Exercise requirements: Reproduce each line exactly, including spacing and punctuation.

Data records:
+-------+
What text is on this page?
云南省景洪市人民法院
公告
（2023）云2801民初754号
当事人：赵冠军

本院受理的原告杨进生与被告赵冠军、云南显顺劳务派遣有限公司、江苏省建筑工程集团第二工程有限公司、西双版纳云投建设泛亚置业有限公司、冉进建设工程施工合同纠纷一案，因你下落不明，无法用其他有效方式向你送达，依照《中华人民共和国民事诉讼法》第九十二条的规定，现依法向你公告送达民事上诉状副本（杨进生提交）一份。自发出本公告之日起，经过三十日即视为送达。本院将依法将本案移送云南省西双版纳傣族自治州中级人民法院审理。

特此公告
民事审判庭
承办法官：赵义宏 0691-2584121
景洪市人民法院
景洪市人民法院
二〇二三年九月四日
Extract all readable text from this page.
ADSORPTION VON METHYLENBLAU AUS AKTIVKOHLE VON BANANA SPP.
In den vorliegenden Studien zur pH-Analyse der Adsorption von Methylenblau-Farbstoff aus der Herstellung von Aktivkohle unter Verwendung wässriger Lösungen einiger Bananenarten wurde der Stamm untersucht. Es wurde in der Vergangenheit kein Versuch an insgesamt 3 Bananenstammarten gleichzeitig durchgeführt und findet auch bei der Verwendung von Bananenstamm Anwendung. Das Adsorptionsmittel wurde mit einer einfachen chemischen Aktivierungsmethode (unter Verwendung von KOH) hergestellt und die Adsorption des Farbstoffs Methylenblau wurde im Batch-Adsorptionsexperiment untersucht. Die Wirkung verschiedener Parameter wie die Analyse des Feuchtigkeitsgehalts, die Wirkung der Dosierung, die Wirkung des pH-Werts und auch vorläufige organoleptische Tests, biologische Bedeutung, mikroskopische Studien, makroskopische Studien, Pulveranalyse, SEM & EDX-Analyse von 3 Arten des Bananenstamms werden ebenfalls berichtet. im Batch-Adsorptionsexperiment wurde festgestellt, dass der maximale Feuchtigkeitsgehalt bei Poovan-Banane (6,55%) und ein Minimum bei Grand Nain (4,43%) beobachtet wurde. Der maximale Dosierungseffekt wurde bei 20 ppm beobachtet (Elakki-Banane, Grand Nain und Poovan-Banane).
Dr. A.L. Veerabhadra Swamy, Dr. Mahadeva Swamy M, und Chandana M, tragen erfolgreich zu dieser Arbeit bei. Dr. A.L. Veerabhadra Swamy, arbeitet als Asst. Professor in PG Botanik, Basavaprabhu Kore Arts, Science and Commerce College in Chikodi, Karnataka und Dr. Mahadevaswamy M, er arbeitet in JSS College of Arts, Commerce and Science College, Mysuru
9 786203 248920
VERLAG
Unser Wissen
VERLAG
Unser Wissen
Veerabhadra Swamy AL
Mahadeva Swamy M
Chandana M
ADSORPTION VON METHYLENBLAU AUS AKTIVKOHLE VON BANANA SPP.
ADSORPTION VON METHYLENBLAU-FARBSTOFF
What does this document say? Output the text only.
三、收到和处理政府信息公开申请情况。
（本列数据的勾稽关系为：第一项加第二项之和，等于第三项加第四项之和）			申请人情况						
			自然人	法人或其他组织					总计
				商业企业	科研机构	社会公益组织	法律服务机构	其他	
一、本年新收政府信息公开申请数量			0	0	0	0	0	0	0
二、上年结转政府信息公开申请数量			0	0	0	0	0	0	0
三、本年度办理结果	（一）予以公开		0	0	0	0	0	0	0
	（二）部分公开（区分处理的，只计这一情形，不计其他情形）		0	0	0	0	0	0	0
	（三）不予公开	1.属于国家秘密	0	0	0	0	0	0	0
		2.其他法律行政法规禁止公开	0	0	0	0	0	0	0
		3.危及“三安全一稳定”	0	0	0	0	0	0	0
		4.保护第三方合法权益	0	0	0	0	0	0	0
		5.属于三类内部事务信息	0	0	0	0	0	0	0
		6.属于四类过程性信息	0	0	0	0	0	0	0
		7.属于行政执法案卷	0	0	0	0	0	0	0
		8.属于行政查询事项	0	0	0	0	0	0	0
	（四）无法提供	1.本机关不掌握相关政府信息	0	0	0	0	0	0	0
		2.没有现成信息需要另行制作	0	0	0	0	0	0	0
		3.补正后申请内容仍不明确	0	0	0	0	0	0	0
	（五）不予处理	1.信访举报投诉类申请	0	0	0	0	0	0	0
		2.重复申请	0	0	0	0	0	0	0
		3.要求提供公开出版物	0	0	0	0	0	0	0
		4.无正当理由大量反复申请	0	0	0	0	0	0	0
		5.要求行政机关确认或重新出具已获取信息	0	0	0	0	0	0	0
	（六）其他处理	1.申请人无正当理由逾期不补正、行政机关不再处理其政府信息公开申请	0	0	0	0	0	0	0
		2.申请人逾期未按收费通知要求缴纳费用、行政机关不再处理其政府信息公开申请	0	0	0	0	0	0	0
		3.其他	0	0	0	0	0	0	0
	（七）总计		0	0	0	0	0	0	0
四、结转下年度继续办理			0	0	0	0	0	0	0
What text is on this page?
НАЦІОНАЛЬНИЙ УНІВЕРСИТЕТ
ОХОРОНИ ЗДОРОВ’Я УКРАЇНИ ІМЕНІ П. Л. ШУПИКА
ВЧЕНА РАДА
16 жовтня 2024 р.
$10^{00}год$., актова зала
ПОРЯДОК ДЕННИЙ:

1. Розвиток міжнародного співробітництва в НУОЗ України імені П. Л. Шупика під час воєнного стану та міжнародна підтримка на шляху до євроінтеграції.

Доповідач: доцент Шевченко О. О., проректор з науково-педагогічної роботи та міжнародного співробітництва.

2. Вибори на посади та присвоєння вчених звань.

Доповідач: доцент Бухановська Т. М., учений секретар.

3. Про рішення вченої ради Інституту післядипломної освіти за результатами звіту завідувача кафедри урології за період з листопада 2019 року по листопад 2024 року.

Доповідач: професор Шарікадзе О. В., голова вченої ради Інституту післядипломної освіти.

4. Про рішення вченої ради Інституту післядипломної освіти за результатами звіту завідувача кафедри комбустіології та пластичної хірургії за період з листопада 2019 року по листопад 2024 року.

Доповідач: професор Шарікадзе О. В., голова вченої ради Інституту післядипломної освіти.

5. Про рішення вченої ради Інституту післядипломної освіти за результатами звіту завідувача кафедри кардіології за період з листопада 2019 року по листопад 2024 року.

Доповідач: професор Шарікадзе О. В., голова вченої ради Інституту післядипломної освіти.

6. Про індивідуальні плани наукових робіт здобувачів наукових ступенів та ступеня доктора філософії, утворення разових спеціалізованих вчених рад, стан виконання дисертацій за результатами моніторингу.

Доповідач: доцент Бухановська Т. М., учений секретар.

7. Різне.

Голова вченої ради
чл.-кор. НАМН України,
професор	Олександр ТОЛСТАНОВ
+-------+
Completed task:
What text is on this page?
云南省景洪市人民法院
公告
（2023）云2801民初754号
当事人：赵冠军

本院受理的原告杨进生与被告赵冠军、云南显顺劳务派遣有限公司、江苏省建筑工程集团第二工程有限公司、西双版纳云投建设泛亚置业有限公司、冉进建设工程施工合同纠纷一案，因你下落不明，无法用其他有效方式向你送达，依照《中华人民共和国民事诉讼法》第九十二条的规定，现依法向你公告送达民事上诉状副本（杨进生提交）一份。自发出本公告之日起，经过三十日即视为送达。本院将依法将本案移送云南省西双版纳傣族自治州中级人民法院审理。

特此公告
民事审判庭
承办法官：赵义宏 0691-2584121
景洪市人民法院
景洪市人民法院
二〇二三年九月四日
Extract all readable text from this page.
ADSORPTION VON METHYLENBLAU AUS AKTIVKOHLE VON BANANA SPP.
In den vorliegenden Studien zur pH-Analyse der Adsorption von Methylenblau-Farbstoff aus der Herstellung von Aktivkohle unter Verwendung wässriger Lösungen einiger Bananenarten wurde der Stamm untersucht. Es wurde in der Vergangenheit kein Versuch an insgesamt 3 Bananenstammarten gleichzeitig durchgeführt und findet auch bei der Verwendung von Bananenstamm Anwendung. Das Adsorptionsmittel wurde mit einer einfachen chemischen Aktivierungsmethode (unter Verwendung von KOH) hergestellt und die Adsorption des Farbstoffs Methylenblau wurde im Batch-Adsorptionsexperiment untersucht. Die Wirkung verschiedener Parameter wie die Analyse des Feuchtigkeitsgehalts, die Wirkung der Dosierung, die Wirkung des pH-Werts und auch vorläufige organoleptische Tests, biologische Bedeutung, mikroskopische Studien, makroskopische Studien, Pulveranalyse, SEM & EDX-Analyse von 3 Arten des Bananenstamms werden ebenfalls berichtet. im Batch-Adsorptionsexperiment wurde festgestellt, dass der maximale Feuchtigkeitsgehalt bei Poovan-Banane (6,55%) und ein Minimum bei Grand Nain (4,43%) beobachtet wurde. Der maximale Dosierungseffekt wurde bei 20 ppm beobachtet (Elakki-Banane, Grand Nain und Poovan-Banane).
Dr. A.L. Veerabhadra Swamy, Dr. Mahadeva Swamy M, und Chandana M, tragen erfolgreich zu dieser Arbeit bei. Dr. A.L. Veerabhadra Swamy, arbeitet als Asst. Professor in PG Botanik, Basavaprabhu Kore Arts, Science and Commerce College in Chikodi, Karnataka und Dr. Mahadevaswamy M, er arbeitet in JSS College of Arts, Commerce and Science College, Mysuru
9 786203 248920
VERLAG
Unser Wissen
VERLAG
Unser Wissen
Veerabhadra Swamy AL
Mahadeva Swamy M
Chandana M
ADSORPTION VON METHYLENBLAU AUS AKTIVKOHLE VON BANANA SPP.
ADSORPTION VON METHYLENBLAU-FARBSTOFF
What does this document say? Output the text only.
三、收到和处理政府信息公开申请情况。
（本列数据的勾稽关系为：第一项加第二项之和，等于第三项加第四项之和）			申请人情况						
			自然人	法人或其他组织					总计
				商业企业	科研机构	社会公益组织	法律服务机构	其他	
一、本年新收政府信息公开申请数量			0	0	0	0	0	0	0
二、上年结转政府信息公开申请数量			0	0	0	0	0	0	0
三、本年度办理结果	（一）予以公开		0	0	0	0	0	0	0
	（二）部分公开（区分处理的，只计这一情形，不计其他情形）		0	0	0	0	0	0	0
	（三）不予公开	1.属于国家秘密	0	0	0	0	0	0	0
		2.其他法律行政法规禁止公开	0	0	0	0	0	0	0
		3.危及“三安全一稳定”	0	0	0	0	0	0	0
		4.保护第三方合法权益	0	0	0	0	0	0	0
		5.属于三类内部事务信息	0	0	0	0	0	0	0
		6.属于四类过程性信息	0	0	0	0	0	0	0
		7.属于行政执法案卷	0	0	0	0	0	0	0
		8.属于行政查询事项	0	0	0	0	0	0	0
	（四）无法提供	1.本机关不掌握相关政府信息	0	0	0	0	0	0	0
		2.没有现成信息需要另行制作	0	0	0	0	0	0	0
		3.补正后申请内容仍不明确	0	0	0	0	0	0	0
	（五）不予处理	1.信访举报投诉类申请	0	0	0	0	0	0	0
		2.重复申请	0	0	0	0	0	0	0
		3.要求提供公开出版物	0	0	0	0	0	0	0
		4.无正当理由大量反复申请	0	0	0	0	0	0	0
		5.要求行政机关确认或重新出具已获取信息	0	0	0	0	0	0	0
	（六）其他处理	1.申请人无正当理由逾期不补正、行政机关不再处理其政府信息公开申请	0	0	0	0	0	0	0
		2.申请人逾期未按收费通知要求缴纳费用、行政机关不再处理其政府信息公开申请	0	0	0	0	0	0	0
		3.其他	0	0	0	0	0	0	0
	（七）总计		0	0	0	0	0	0	0
四、结转下年度继续办理			0	0	0	0	0	0	0
What text is on this page?
НАЦІОНАЛЬНИЙ УНІВЕРСИТЕТ
ОХОРОНИ ЗДОРОВ’Я УКРАЇНИ ІМЕНІ П. Л. ШУПИКА
ВЧЕНА РАДА
16 жовтня 2024 р.
$10^{00}год$., актова зала
ПОРЯДОК ДЕННИЙ:

1. Розвиток міжнародного співробітництва в НУОЗ України імені П. Л. Шупика під час воєнного стану та міжнародна підтримка на шляху до євроінтеграції.

Доповідач: доцент Шевченко О. О., проректор з науково-педагогічної роботи та міжнародного співробітництва.

2. Вибори на посади та присвоєння вчених звань.

Доповідач: доцент Бухановська Т. М., учений секретар.

3. Про рішення вченої ради Інституту післядипломної освіти за результатами звіту завідувача кафедри урології за період з листопада 2019 року по листопад 2024 року.

Доповідач: професор Шарікадзе О. В., голова вченої ради Інституту післядипломної освіти.

4. Про рішення вченої ради Інституту післядипломної освіти за результатами звіту завідувача кафедри комбустіології та пластичної хірургії за період з листопада 2019 року по листопад 2024 року.

Доповідач: професор Шарікадзе О. В., голова вченої ради Інституту післядипломної освіти.

5. Про рішення вченої ради Інституту післядипломної освіти за результатами звіту завідувача кафедри кардіології за період з листопада 2019 року по листопад 2024 року.

Доповідач: професор Шарікадзе О. В., голова вченої ради Інституту післядипломної освіти.

6. Про індивідуальні плани наукових робіт здобувачів наукових ступенів та ступеня доктора філософії, утворення разових спеціалізованих вчених рад, стан виконання дисертацій за результатами моніторингу.

Доповідач: доцент Бухановська Т. М., учений секретар.

7. Різне.

Голова вченої ради
чл.-кор. НАМН України,
професор	Олександр ТОЛСТАНОВ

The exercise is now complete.